→ Input material:
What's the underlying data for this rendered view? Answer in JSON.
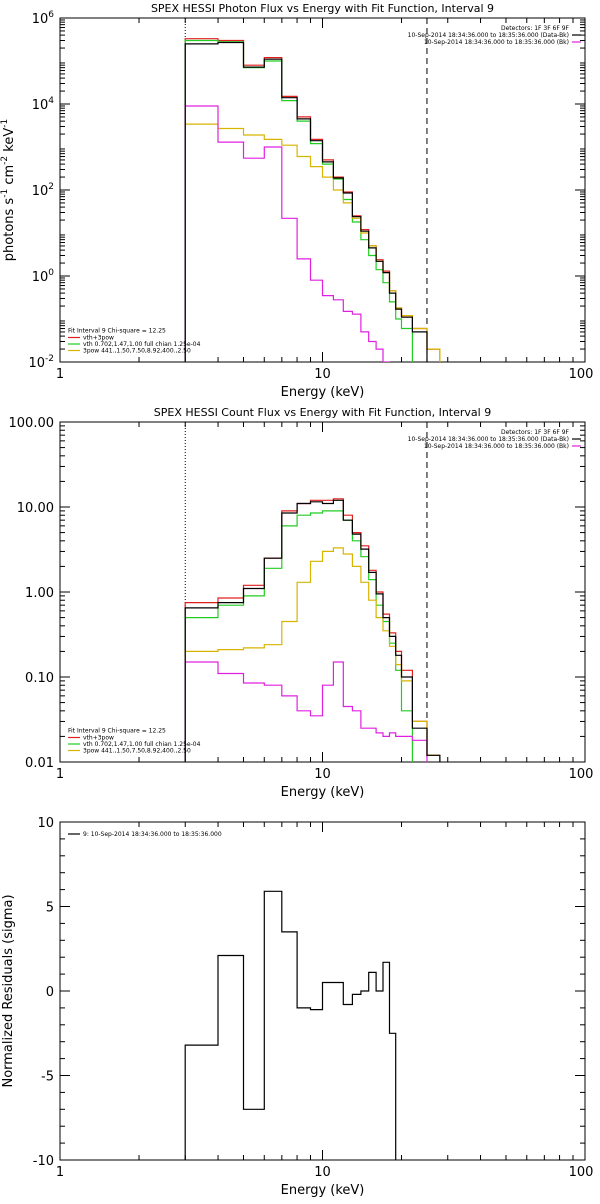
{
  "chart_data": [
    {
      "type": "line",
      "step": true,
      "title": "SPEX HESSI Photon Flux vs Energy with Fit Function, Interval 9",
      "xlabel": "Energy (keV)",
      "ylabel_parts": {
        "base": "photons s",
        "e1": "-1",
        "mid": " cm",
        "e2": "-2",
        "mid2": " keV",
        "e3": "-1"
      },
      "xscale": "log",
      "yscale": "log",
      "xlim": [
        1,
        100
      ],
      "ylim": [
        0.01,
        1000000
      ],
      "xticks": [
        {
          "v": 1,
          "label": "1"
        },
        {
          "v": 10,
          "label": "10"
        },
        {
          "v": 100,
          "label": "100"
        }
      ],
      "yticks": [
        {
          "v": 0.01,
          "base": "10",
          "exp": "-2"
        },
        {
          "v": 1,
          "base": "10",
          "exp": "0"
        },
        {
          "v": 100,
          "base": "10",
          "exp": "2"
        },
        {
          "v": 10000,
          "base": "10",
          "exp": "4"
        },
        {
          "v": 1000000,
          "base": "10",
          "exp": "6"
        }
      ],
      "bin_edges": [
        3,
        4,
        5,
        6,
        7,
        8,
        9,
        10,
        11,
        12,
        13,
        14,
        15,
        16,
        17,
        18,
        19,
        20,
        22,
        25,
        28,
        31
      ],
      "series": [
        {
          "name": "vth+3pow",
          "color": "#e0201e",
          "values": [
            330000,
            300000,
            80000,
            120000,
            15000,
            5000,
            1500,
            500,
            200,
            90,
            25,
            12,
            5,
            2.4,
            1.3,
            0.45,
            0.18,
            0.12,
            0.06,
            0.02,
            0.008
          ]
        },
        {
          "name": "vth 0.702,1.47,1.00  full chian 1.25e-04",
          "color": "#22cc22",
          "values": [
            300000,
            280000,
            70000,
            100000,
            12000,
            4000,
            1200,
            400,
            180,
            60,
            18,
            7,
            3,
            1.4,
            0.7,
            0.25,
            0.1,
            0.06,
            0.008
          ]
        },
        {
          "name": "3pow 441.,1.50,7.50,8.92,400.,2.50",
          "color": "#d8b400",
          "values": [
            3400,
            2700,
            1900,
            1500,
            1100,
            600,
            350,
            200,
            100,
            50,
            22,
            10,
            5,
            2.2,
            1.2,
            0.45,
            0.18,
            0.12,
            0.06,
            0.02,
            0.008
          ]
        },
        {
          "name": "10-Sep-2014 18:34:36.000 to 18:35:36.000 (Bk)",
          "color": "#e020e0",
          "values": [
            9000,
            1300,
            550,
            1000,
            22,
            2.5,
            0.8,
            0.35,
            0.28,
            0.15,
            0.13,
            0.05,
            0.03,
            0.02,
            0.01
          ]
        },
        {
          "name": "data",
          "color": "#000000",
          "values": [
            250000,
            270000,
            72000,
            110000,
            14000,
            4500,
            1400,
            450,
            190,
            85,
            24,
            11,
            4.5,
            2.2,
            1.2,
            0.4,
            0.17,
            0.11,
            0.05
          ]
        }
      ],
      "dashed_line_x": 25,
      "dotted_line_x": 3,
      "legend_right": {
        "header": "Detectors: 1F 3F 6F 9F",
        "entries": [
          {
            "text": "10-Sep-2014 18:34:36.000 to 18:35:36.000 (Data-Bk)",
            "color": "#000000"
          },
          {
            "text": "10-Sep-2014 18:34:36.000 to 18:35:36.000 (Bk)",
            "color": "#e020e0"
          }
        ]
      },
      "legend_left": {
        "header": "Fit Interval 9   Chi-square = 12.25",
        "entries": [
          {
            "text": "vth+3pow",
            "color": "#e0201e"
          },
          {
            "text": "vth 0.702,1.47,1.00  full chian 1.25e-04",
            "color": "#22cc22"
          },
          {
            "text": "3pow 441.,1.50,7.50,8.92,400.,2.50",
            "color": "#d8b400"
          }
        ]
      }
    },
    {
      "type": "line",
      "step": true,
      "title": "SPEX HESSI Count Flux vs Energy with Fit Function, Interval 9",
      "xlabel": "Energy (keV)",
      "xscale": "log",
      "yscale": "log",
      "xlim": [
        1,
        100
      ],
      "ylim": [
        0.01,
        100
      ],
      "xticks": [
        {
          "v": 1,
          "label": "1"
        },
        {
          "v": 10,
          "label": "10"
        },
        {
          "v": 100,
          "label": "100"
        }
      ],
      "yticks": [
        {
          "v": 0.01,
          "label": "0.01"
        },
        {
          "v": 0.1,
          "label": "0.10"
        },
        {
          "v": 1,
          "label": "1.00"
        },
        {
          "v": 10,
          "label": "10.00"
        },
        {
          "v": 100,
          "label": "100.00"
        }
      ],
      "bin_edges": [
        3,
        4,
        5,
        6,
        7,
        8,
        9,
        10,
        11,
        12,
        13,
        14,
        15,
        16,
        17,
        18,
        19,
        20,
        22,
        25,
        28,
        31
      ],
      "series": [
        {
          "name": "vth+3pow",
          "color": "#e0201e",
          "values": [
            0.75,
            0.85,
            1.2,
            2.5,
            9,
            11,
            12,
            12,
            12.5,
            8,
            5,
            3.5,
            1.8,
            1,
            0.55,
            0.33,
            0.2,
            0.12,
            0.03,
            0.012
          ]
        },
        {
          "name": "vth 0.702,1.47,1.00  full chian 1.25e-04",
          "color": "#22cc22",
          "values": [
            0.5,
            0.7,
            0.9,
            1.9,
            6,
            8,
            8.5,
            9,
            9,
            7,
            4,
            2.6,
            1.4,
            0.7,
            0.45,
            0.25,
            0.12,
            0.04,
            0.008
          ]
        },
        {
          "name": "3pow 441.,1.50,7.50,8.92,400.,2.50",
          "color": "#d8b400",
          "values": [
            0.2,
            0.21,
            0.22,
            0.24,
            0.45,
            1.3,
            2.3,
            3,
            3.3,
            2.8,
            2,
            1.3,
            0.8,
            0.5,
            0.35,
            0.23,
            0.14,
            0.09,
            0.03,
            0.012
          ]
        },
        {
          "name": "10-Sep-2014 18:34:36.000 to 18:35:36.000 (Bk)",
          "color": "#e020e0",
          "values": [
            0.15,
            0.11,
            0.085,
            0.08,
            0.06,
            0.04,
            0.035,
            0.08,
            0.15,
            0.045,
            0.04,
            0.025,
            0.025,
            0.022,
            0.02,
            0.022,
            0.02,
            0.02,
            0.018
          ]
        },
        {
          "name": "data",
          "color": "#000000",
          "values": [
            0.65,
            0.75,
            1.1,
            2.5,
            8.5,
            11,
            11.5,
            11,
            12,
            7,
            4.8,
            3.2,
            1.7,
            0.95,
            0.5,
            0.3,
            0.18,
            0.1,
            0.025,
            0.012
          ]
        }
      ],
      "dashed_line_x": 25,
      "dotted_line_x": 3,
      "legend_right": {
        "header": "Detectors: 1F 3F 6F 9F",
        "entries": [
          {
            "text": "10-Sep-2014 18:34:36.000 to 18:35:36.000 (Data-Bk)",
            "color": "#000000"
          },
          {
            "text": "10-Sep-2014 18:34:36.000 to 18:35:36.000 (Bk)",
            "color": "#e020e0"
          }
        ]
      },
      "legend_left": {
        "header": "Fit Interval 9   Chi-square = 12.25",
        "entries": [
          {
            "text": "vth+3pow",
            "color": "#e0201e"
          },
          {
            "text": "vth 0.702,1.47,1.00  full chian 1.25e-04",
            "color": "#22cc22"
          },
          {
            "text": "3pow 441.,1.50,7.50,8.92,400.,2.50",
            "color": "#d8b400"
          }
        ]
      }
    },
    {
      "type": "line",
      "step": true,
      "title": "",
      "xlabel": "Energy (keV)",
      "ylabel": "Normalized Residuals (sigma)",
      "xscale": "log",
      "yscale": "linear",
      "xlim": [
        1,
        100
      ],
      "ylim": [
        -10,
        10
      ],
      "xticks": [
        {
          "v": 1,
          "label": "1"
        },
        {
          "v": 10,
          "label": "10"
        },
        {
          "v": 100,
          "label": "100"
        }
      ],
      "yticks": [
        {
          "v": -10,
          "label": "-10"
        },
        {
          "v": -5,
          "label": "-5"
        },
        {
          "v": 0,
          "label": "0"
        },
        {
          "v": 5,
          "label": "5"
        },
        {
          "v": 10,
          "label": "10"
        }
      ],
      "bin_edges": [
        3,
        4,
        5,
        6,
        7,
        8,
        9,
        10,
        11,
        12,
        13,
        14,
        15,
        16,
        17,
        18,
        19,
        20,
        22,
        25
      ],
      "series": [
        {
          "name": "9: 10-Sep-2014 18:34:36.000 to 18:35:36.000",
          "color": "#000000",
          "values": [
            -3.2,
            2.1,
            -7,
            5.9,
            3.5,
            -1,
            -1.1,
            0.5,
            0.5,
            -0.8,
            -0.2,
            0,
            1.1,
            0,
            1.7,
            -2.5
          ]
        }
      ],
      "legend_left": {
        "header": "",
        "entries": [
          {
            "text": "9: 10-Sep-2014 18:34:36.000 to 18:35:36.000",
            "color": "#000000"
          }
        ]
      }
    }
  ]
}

...

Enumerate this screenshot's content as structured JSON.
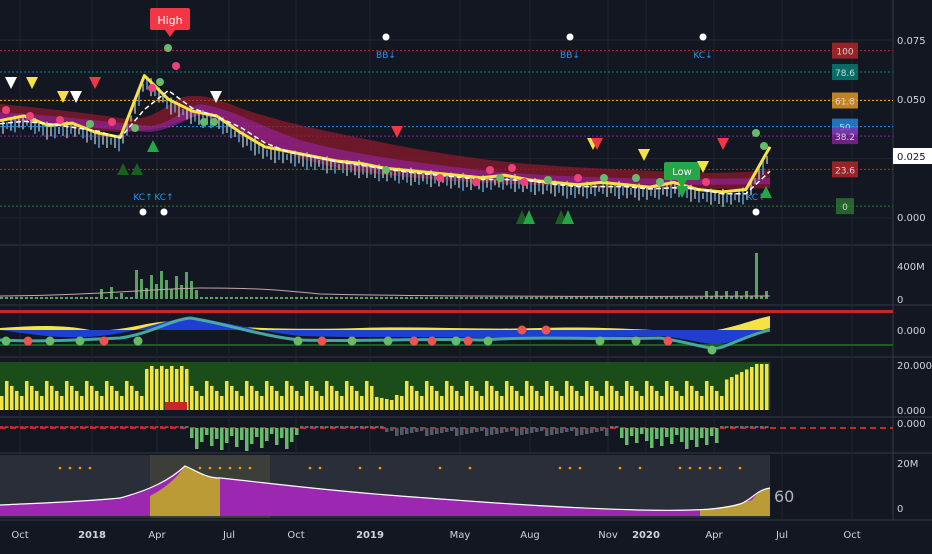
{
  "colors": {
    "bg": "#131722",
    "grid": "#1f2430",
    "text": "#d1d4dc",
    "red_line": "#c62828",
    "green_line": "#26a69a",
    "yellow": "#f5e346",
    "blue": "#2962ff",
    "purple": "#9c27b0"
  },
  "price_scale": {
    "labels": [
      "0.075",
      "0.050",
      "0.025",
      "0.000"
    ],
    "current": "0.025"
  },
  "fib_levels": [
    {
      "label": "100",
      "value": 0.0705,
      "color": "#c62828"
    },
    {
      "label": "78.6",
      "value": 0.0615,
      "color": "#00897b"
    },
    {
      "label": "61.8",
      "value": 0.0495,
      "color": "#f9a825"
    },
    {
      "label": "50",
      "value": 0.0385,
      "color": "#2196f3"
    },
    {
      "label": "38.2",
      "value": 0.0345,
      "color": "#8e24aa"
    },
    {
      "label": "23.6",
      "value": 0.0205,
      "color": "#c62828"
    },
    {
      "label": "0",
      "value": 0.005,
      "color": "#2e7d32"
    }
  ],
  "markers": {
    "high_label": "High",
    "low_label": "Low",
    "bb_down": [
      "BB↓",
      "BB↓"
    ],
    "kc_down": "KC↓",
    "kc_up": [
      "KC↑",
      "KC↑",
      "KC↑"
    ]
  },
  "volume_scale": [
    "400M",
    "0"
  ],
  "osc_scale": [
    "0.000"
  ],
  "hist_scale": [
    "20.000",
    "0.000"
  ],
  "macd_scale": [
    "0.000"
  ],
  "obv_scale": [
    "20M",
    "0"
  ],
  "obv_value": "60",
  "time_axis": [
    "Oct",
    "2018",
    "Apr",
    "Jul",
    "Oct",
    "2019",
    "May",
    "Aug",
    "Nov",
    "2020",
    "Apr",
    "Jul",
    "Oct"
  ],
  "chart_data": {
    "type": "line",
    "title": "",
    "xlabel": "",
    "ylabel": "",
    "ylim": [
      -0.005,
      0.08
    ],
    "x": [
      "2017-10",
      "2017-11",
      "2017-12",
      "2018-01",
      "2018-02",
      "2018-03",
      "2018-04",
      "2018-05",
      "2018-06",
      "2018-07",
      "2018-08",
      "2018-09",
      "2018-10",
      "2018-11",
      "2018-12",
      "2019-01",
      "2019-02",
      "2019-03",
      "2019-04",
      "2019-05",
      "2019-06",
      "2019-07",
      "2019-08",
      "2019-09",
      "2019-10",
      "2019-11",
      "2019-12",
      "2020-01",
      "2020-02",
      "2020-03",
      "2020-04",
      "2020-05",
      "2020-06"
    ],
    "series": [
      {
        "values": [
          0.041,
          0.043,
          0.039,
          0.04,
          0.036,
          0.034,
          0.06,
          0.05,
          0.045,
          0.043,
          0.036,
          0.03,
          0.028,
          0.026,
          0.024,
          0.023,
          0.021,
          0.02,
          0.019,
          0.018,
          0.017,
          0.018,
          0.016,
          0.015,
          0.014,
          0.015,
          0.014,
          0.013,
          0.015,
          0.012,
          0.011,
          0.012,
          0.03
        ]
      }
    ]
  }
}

→ Task requirements:
Copy out the lines in which the string "SPEX" appears.

→ Written answer:
      "title": "SPEX HESSI Photon Flux vs Energy with Fit Function, Interval 9",
      "title": "SPEX HESSI Count Flux vs Energy with Fit Function, Interval 9",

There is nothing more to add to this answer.